## Work to complete
All lines holding the string "CULTIVONS" are to be shown.

------------------------------

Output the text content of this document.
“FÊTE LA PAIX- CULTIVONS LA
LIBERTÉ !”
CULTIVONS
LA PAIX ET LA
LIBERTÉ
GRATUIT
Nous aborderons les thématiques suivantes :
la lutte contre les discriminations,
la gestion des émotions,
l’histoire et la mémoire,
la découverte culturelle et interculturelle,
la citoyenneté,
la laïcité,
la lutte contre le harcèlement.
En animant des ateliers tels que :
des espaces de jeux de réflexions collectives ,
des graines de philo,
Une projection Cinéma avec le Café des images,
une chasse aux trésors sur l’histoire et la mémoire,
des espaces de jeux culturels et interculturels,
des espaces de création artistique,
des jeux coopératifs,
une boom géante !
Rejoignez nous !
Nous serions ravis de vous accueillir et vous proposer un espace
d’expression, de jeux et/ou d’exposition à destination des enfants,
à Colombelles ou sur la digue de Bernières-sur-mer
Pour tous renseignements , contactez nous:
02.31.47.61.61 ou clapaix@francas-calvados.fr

------------------------------

## Output of the task
“FÊTE LA PAIX- CULTIVONS LA
CULTIVONS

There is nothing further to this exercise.